[PROVIDED DATA]:
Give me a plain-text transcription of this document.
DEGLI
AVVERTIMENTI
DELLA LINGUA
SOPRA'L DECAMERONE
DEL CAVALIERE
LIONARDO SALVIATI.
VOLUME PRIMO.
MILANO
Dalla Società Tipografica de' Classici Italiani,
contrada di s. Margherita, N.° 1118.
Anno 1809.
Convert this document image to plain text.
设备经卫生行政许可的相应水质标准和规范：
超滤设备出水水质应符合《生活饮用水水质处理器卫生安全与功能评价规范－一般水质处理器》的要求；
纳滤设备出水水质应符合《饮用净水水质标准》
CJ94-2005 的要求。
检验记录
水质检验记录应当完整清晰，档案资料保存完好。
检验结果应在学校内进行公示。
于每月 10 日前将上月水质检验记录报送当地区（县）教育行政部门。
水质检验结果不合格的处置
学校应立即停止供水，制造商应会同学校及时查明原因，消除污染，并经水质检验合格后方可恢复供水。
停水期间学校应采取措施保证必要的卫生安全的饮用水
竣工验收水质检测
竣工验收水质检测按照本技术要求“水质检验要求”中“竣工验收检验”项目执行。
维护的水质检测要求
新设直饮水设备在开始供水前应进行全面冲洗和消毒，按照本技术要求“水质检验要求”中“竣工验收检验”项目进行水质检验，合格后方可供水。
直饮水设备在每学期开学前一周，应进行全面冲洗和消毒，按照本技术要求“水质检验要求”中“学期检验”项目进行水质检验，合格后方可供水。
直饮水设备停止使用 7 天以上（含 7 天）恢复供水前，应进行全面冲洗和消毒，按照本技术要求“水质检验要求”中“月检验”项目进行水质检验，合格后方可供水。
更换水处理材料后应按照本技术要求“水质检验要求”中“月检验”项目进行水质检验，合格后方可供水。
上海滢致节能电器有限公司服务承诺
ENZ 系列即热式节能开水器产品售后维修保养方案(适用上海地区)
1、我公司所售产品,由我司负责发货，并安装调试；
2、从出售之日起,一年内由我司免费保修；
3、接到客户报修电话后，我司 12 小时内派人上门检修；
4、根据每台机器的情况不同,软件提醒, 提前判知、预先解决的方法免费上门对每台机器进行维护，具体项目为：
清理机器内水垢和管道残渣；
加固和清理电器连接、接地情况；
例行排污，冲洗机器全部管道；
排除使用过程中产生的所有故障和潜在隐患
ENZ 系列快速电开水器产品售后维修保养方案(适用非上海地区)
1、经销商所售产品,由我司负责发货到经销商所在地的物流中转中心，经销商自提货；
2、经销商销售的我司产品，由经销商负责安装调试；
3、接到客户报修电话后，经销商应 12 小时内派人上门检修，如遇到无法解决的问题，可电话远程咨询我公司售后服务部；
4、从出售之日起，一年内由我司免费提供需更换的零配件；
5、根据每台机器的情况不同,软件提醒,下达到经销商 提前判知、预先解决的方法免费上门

[PROBLEM DESCRIPTION]:
Go through the data and gather every line that holds "软件提醒".

[SOLUTION TO THE EXERCISE]:
4、根据每台机器的情况不同,软件提醒, 提前判知、预先解决的方法免费上门对每台机器进行维护，具体项目为：
5、根据每台机器的情况不同,软件提醒,下达到经销商 提前判知、预先解决的方法免费上门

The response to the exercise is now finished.